- _TASK_
Would you return all of this data exactly, leaving nothing out?

- _Stored items from a collection_
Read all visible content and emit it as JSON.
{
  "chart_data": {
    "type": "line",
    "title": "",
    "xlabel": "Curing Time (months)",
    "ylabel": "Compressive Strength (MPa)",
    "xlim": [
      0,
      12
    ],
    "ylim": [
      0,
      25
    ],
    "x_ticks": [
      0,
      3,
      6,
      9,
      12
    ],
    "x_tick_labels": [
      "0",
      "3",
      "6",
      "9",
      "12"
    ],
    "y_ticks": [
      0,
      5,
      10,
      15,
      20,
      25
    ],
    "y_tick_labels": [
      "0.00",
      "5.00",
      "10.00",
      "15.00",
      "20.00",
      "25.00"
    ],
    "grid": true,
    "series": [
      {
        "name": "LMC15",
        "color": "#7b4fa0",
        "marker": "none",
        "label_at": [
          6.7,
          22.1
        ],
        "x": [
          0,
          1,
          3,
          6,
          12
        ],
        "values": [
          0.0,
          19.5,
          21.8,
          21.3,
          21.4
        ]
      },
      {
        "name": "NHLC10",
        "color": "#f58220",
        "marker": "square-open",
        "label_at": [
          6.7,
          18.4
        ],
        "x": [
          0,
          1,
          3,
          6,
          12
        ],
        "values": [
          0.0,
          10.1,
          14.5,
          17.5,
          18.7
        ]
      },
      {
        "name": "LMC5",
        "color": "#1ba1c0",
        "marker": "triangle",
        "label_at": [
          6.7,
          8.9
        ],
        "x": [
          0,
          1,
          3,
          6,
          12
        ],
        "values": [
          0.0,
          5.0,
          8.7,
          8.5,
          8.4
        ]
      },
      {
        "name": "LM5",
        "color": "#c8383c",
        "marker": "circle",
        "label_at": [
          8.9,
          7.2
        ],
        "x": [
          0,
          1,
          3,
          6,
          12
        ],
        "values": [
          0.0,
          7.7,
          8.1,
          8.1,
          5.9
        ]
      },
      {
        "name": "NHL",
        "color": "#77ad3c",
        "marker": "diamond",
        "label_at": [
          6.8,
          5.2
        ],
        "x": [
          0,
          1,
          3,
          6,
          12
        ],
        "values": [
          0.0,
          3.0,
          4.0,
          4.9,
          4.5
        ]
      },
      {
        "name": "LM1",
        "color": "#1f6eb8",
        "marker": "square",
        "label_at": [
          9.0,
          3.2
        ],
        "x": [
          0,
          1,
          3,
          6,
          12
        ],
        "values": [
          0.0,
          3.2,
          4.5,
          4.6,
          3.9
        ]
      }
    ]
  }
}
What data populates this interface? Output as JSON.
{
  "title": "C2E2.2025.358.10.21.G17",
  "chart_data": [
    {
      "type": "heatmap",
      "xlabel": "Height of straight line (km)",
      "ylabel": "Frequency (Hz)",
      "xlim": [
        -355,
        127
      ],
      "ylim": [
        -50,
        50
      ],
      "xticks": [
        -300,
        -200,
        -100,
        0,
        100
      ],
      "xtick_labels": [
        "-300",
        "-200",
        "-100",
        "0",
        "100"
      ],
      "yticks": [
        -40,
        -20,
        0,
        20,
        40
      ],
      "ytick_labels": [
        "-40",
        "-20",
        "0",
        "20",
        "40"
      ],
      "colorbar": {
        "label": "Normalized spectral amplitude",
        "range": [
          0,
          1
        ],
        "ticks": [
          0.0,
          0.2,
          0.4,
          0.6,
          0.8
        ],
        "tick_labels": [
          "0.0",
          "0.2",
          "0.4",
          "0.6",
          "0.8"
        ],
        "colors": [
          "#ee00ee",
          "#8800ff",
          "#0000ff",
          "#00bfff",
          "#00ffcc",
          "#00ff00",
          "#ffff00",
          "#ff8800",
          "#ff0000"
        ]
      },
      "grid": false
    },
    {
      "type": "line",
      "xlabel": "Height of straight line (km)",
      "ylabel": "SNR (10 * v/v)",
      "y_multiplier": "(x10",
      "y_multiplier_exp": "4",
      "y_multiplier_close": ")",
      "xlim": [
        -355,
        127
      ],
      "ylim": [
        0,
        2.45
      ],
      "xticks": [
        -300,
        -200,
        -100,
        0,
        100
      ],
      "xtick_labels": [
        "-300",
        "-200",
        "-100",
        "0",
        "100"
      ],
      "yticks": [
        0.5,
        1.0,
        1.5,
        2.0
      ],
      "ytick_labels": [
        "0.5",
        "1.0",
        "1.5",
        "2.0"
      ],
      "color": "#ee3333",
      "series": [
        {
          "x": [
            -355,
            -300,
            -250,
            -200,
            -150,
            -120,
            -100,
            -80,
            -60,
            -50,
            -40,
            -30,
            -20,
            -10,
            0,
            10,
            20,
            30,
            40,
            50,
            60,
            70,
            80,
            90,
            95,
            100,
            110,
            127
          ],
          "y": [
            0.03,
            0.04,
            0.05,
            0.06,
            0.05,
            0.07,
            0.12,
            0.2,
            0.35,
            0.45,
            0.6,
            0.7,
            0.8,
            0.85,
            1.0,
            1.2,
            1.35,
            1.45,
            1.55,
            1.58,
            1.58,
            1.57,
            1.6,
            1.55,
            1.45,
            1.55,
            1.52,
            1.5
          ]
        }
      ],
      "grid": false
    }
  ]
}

- _TASK ANSWER_
Read all visible content and emit it as JSON.
{
  "chart_data": {
    "type": "line",
    "title": "",
    "xlabel": "Curing Time (months)",
    "ylabel": "Compressive Strength (MPa)",
    "xlim": [
      0,
      12
    ],
    "ylim": [
      0,
      25
    ],
    "x_ticks": [
      0,
      3,
      6,
      9,
      12
    ],
    "x_tick_labels": [
      "0",
      "3",
      "6",
      "9",
      "12"
    ],
    "y_ticks": [
      0,
      5,
      10,
      15,
      20,
      25
    ],
    "y_tick_labels": [
      "0.00",
      "5.00",
      "10.00",
      "15.00",
      "20.00",
      "25.00"
    ],
    "grid": true,
    "series": [
      {
        "name": "LMC15",
        "color": "#7b4fa0",
        "marker": "none",
        "label_at": [
          6.7,
          22.1
        ],
        "x": [
          0,
          1,
          3,
          6,
          12
        ],
        "values": [
          0.0,
          19.5,
          21.8,
          21.3,
          21.4
        ]
      },
      {
        "name": "NHLC10",
        "color": "#f58220",
        "marker": "square-open",
        "label_at": [
          6.7,
          18.4
        ],
        "x": [
          0,
          1,
          3,
          6,
          12
        ],
        "values": [
          0.0,
          10.1,
          14.5,
          17.5,
          18.7
        ]
      },
      {
        "name": "LMC5",
        "color": "#1ba1c0",
        "marker": "triangle",
        "label_at": [
          6.7,
          8.9
        ],
        "x": [
          0,
          1,
          3,
          6,
          12
        ],
        "values": [
          0.0,
          5.0,
          8.7,
          8.5,
          8.4
        ]
      },
      {
        "name": "LM5",
        "color": "#c8383c",
        "marker": "circle",
        "label_at": [
          8.9,
          7.2
        ],
        "x": [
          0,
          1,
          3,
          6,
          12
        ],
        "values": [
          0.0,
          7.7,
          8.1,
          8.1,
          5.9
        ]
      },
      {
        "name": "NHL",
        "color": "#77ad3c",
        "marker": "diamond",
        "label_at": [
          6.8,
          5.2
        ],
        "x": [
          0,
          1,
          3,
          6,
          12
        ],
        "values": [
          0.0,
          3.0,
          4.0,
          4.9,
          4.5
        ]
      },
      {
        "name": "LM1",
        "color": "#1f6eb8",
        "marker": "square",
        "label_at": [
          9.0,
          3.2
        ],
        "x": [
          0,
          1,
          3,
          6,
          12
        ],
        "values": [
          0.0,
          3.2,
          4.5,
          4.6,
          3.9
        ]
      }
    ]
  }
}
What data populates this interface? Output as JSON.
{
  "title": "C2E2.2025.358.10.21.G17",
  "chart_data": [
    {
      "type": "heatmap",
      "xlabel": "Height of straight line (km)",
      "ylabel": "Frequency (Hz)",
      "xlim": [
        -355,
        127
      ],
      "ylim": [
        -50,
        50
      ],
      "xticks": [
        -300,
        -200,
        -100,
        0,
        100
      ],
      "xtick_labels": [
        "-300",
        "-200",
        "-100",
        "0",
        "100"
      ],
      "yticks": [
        -40,
        -20,
        0,
        20,
        40
      ],
      "ytick_labels": [
        "-40",
        "-20",
        "0",
        "20",
        "40"
      ],
      "colorbar": {
        "label": "Normalized spectral amplitude",
        "range": [
          0,
          1
        ],
        "ticks": [
          0.0,
          0.2,
          0.4,
          0.6,
          0.8
        ],
        "tick_labels": [
          "0.0",
          "0.2",
          "0.4",
          "0.6",
          "0.8"
        ],
        "colors": [
          "#ee00ee",
          "#8800ff",
          "#0000ff",
          "#00bfff",
          "#00ffcc",
          "#00ff00",
          "#ffff00",
          "#ff8800",
          "#ff0000"
        ]
      },
      "grid": false
    },
    {
      "type": "line",
      "xlabel": "Height of straight line (km)",
      "ylabel": "SNR (10 * v/v)",
      "y_multiplier": "(x10",
      "y_multiplier_exp": "4",
      "y_multiplier_close": ")",
      "xlim": [
        -355,
        127
      ],
      "ylim": [
        0,
        2.45
      ],
      "xticks": [
        -300,
        -200,
        -100,
        0,
        100
      ],
      "xtick_labels": [
        "-300",
        "-200",
        "-100",
        "0",
        "100"
      ],
      "yticks": [
        0.5,
        1.0,
        1.5,
        2.0
      ],
      "ytick_labels": [
        "0.5",
        "1.0",
        "1.5",
        "2.0"
      ],
      "color": "#ee3333",
      "series": [
        {
          "x": [
            -355,
            -300,
            -250,
            -200,
            -150,
            -120,
            -100,
            -80,
            -60,
            -50,
            -40,
            -30,
            -20,
            -10,
            0,
            10,
            20,
            30,
            40,
            50,
            60,
            70,
            80,
            90,
            95,
            100,
            110,
            127
          ],
          "y": [
            0.03,
            0.04,
            0.05,
            0.06,
            0.05,
            0.07,
            0.12,
            0.2,
            0.35,
            0.45,
            0.6,
            0.7,
            0.8,
            0.85,
            1.0,
            1.2,
            1.35,
            1.45,
            1.55,
            1.58,
            1.58,
            1.57,
            1.6,
            1.55,
            1.45,
            1.55,
            1.52,
            1.5
          ]
        }
      ],
      "grid": false
    }
  ]
}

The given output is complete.